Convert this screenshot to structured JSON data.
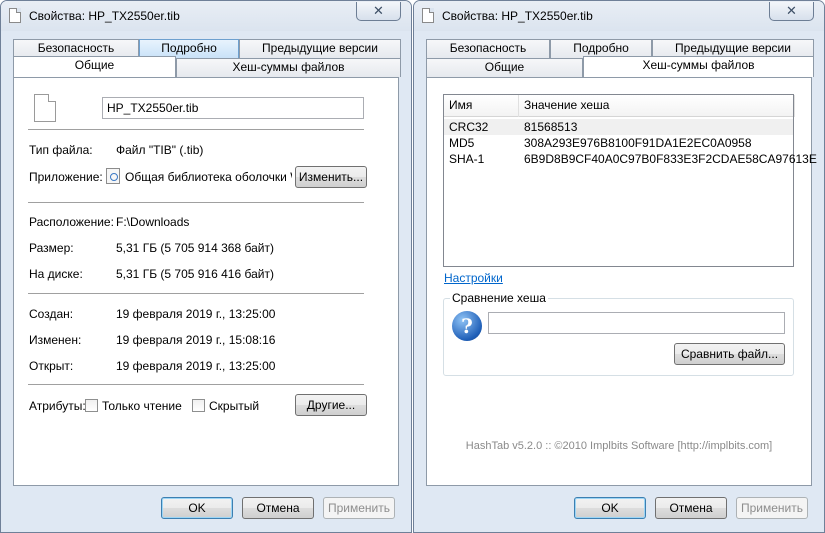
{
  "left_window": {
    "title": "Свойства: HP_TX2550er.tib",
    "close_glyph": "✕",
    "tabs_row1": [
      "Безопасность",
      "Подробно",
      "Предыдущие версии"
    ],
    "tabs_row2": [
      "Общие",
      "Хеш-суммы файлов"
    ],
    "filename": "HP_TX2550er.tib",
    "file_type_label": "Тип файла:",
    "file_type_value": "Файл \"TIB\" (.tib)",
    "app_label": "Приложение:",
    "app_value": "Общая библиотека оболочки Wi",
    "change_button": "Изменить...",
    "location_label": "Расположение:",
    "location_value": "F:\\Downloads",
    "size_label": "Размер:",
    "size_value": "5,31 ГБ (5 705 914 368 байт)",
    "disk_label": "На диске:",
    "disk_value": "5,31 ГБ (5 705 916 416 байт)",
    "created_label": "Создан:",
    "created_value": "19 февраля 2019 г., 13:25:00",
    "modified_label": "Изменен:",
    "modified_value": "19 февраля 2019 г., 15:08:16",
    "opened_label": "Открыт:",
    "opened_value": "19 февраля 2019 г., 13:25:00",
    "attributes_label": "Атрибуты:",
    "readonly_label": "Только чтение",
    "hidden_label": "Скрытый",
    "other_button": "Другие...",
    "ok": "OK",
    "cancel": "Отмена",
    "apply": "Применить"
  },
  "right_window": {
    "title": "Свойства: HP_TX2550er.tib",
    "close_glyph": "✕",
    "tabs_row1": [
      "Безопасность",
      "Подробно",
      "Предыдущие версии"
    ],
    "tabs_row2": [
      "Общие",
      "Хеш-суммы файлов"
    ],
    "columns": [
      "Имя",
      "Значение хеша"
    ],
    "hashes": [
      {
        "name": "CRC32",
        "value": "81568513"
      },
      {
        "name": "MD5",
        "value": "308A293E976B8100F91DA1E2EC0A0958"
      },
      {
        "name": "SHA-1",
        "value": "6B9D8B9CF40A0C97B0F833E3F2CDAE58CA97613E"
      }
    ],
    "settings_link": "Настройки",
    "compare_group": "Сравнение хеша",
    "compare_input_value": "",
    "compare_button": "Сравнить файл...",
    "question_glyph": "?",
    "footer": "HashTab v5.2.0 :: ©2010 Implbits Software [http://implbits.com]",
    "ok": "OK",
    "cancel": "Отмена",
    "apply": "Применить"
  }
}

Task to complete —
Except for the pictures, give all the material above again verbatim.

The output —
Convert this screenshot to structured JSON data.
{
  "left_window": {
    "title": "Свойства: HP_TX2550er.tib",
    "close_glyph": "✕",
    "tabs_row1": [
      "Безопасность",
      "Подробно",
      "Предыдущие версии"
    ],
    "tabs_row2": [
      "Общие",
      "Хеш-суммы файлов"
    ],
    "filename": "HP_TX2550er.tib",
    "file_type_label": "Тип файла:",
    "file_type_value": "Файл \"TIB\" (.tib)",
    "app_label": "Приложение:",
    "app_value": "Общая библиотека оболочки Wi",
    "change_button": "Изменить...",
    "location_label": "Расположение:",
    "location_value": "F:\\Downloads",
    "size_label": "Размер:",
    "size_value": "5,31 ГБ (5 705 914 368 байт)",
    "disk_label": "На диске:",
    "disk_value": "5,31 ГБ (5 705 916 416 байт)",
    "created_label": "Создан:",
    "created_value": "19 февраля 2019 г., 13:25:00",
    "modified_label": "Изменен:",
    "modified_value": "19 февраля 2019 г., 15:08:16",
    "opened_label": "Открыт:",
    "opened_value": "19 февраля 2019 г., 13:25:00",
    "attributes_label": "Атрибуты:",
    "readonly_label": "Только чтение",
    "hidden_label": "Скрытый",
    "other_button": "Другие...",
    "ok": "OK",
    "cancel": "Отмена",
    "apply": "Применить"
  },
  "right_window": {
    "title": "Свойства: HP_TX2550er.tib",
    "close_glyph": "✕",
    "tabs_row1": [
      "Безопасность",
      "Подробно",
      "Предыдущие версии"
    ],
    "tabs_row2": [
      "Общие",
      "Хеш-суммы файлов"
    ],
    "columns": [
      "Имя",
      "Значение хеша"
    ],
    "hashes": [
      {
        "name": "CRC32",
        "value": "81568513"
      },
      {
        "name": "MD5",
        "value": "308A293E976B8100F91DA1E2EC0A0958"
      },
      {
        "name": "SHA-1",
        "value": "6B9D8B9CF40A0C97B0F833E3F2CDAE58CA97613E"
      }
    ],
    "settings_link": "Настройки",
    "compare_group": "Сравнение хеша",
    "compare_input_value": "",
    "compare_button": "Сравнить файл...",
    "question_glyph": "?",
    "footer": "HashTab v5.2.0 :: ©2010 Implbits Software [http://implbits.com]",
    "ok": "OK",
    "cancel": "Отмена",
    "apply": "Применить"
  }
}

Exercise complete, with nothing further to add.